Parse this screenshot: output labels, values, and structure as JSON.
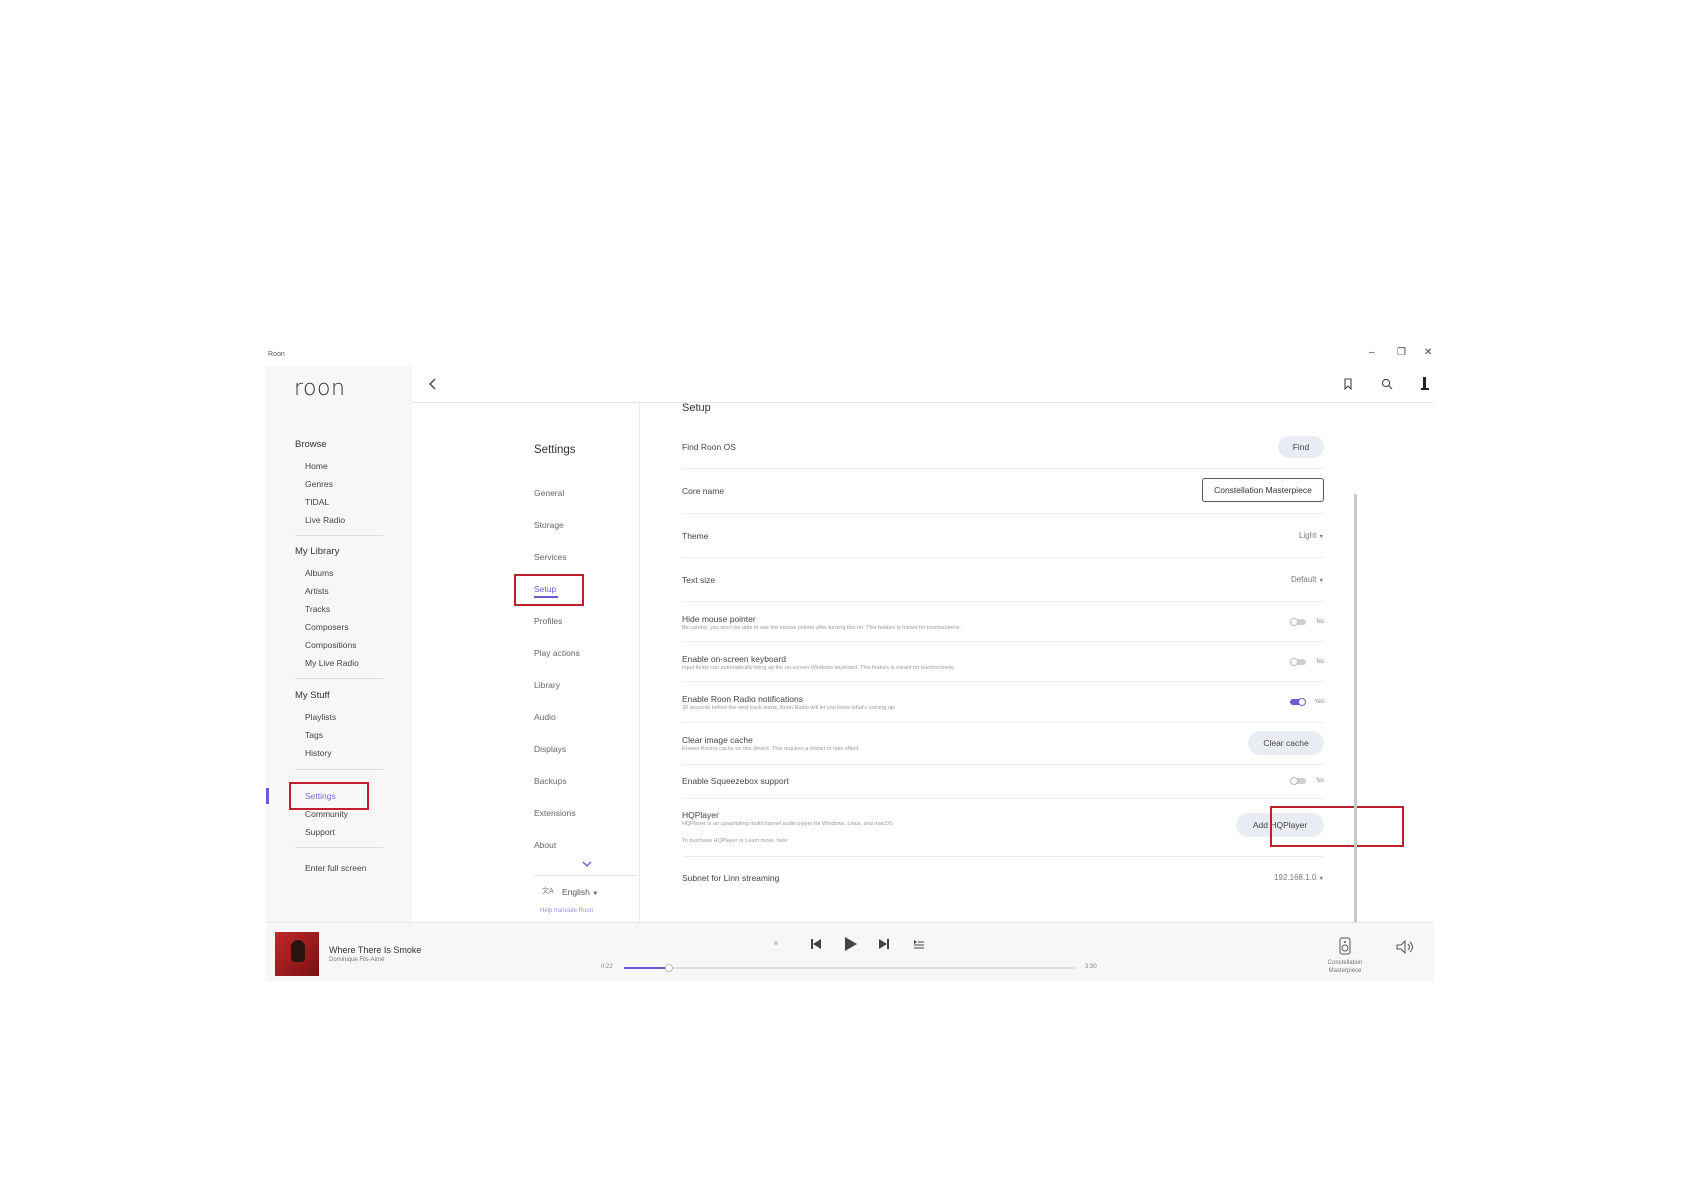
{
  "window": {
    "title": "Roon",
    "title_icon": "roon-small-icon",
    "controls": [
      "–",
      "❐",
      "✕"
    ]
  },
  "sidebar": {
    "logo": "roon",
    "browse": {
      "heading": "Browse",
      "items": [
        "Home",
        "Genres",
        "TIDAL",
        "Live Radio"
      ]
    },
    "library": {
      "heading": "My Library",
      "items": [
        "Albums",
        "Artists",
        "Tracks",
        "Composers",
        "Compositions",
        "My Live Radio"
      ]
    },
    "stuff": {
      "heading": "My Stuff",
      "items": [
        "Playlists",
        "Tags",
        "History"
      ]
    },
    "bottom": {
      "settings": "Settings",
      "community": "Community",
      "support": "Support"
    },
    "fullscreen": "Enter full screen"
  },
  "header": {
    "back_icon": "chevron-left-icon",
    "icons": [
      "bookmark-icon",
      "search-icon",
      "profile-icon"
    ]
  },
  "settings_nav": {
    "title": "Settings",
    "items": [
      "General",
      "Storage",
      "Services",
      "Setup",
      "Profiles",
      "Play actions",
      "Library",
      "Audio",
      "Displays",
      "Backups",
      "Extensions",
      "About"
    ],
    "active": "Setup",
    "language": "English",
    "translate": "Help translate Roon"
  },
  "setup": {
    "title": "Setup",
    "find_os": {
      "label": "Find Roon OS",
      "button": "Find"
    },
    "core_name": {
      "label": "Core name",
      "value": "Constellation Masterpiece"
    },
    "theme": {
      "label": "Theme",
      "value": "Light"
    },
    "text_size": {
      "label": "Text size",
      "value": "Default"
    },
    "hide_pointer": {
      "label": "Hide mouse pointer",
      "desc": "Be careful, you won't be able to see the mouse pointer after turning this on. This feature is meant for touchscreens.",
      "state": "No"
    },
    "keyboard": {
      "label": "Enable on-screen keyboard",
      "desc": "Input fields can automatically bring up the on-screen Windows keyboard. This feature is meant for touchscreens.",
      "state": "No"
    },
    "radio_notif": {
      "label": "Enable Roon Radio notifications",
      "desc": "30 seconds before the next track starts, Roon Radio will let you know what's coming up.",
      "state": "Yes"
    },
    "image_cache": {
      "label": "Clear image cache",
      "desc": "Erases Roon's cache on this device. This requires a restart to take effect.",
      "button": "Clear cache"
    },
    "squeezebox": {
      "label": "Enable Squeezebox support",
      "state": "No"
    },
    "hqplayer": {
      "label": "HQPlayer",
      "desc": "HQPlayer is an upsampling multichannel audio player for Windows, Linux, and macOS",
      "desc2": "To purchase HQPlayer or Learn more, here",
      "button": "Add HQPlayer"
    },
    "subnet": {
      "label": "Subnet for Linn streaming",
      "value": "192.168.1.0"
    }
  },
  "player": {
    "track": "Where There Is Smoke",
    "artist": "Dominique Fils-Aimé",
    "elapsed": "0:22",
    "duration": "3:30",
    "progress": 0.1,
    "zone": "Constellation Masterpiece",
    "accent": "#6c5ad0"
  }
}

######

Retype each record exactly as it stands, but do not include the pictures.

Parse this screenshot: output labels, values, and structure as JSON.
{
  "window": {
    "title": "Roon",
    "title_icon": "roon-small-icon",
    "controls": [
      "–",
      "❐",
      "✕"
    ]
  },
  "sidebar": {
    "logo": "roon",
    "browse": {
      "heading": "Browse",
      "items": [
        "Home",
        "Genres",
        "TIDAL",
        "Live Radio"
      ]
    },
    "library": {
      "heading": "My Library",
      "items": [
        "Albums",
        "Artists",
        "Tracks",
        "Composers",
        "Compositions",
        "My Live Radio"
      ]
    },
    "stuff": {
      "heading": "My Stuff",
      "items": [
        "Playlists",
        "Tags",
        "History"
      ]
    },
    "bottom": {
      "settings": "Settings",
      "community": "Community",
      "support": "Support"
    },
    "fullscreen": "Enter full screen"
  },
  "header": {
    "back_icon": "chevron-left-icon",
    "icons": [
      "bookmark-icon",
      "search-icon",
      "profile-icon"
    ]
  },
  "settings_nav": {
    "title": "Settings",
    "items": [
      "General",
      "Storage",
      "Services",
      "Setup",
      "Profiles",
      "Play actions",
      "Library",
      "Audio",
      "Displays",
      "Backups",
      "Extensions",
      "About"
    ],
    "active": "Setup",
    "language": "English",
    "translate": "Help translate Roon"
  },
  "setup": {
    "title": "Setup",
    "find_os": {
      "label": "Find Roon OS",
      "button": "Find"
    },
    "core_name": {
      "label": "Core name",
      "value": "Constellation Masterpiece"
    },
    "theme": {
      "label": "Theme",
      "value": "Light"
    },
    "text_size": {
      "label": "Text size",
      "value": "Default"
    },
    "hide_pointer": {
      "label": "Hide mouse pointer",
      "desc": "Be careful, you won't be able to see the mouse pointer after turning this on. This feature is meant for touchscreens.",
      "state": "No"
    },
    "keyboard": {
      "label": "Enable on-screen keyboard",
      "desc": "Input fields can automatically bring up the on-screen Windows keyboard. This feature is meant for touchscreens.",
      "state": "No"
    },
    "radio_notif": {
      "label": "Enable Roon Radio notifications",
      "desc": "30 seconds before the next track starts, Roon Radio will let you know what's coming up.",
      "state": "Yes"
    },
    "image_cache": {
      "label": "Clear image cache",
      "desc": "Erases Roon's cache on this device. This requires a restart to take effect.",
      "button": "Clear cache"
    },
    "squeezebox": {
      "label": "Enable Squeezebox support",
      "state": "No"
    },
    "hqplayer": {
      "label": "HQPlayer",
      "desc": "HQPlayer is an upsampling multichannel audio player for Windows, Linux, and macOS",
      "desc2": "To purchase HQPlayer or Learn more, here",
      "button": "Add HQPlayer"
    },
    "subnet": {
      "label": "Subnet for Linn streaming",
      "value": "192.168.1.0"
    }
  },
  "player": {
    "track": "Where There Is Smoke",
    "artist": "Dominique Fils-Aimé",
    "elapsed": "0:22",
    "duration": "3:30",
    "progress": 0.1,
    "zone": "Constellation Masterpiece",
    "accent": "#6c5ad0"
  }
}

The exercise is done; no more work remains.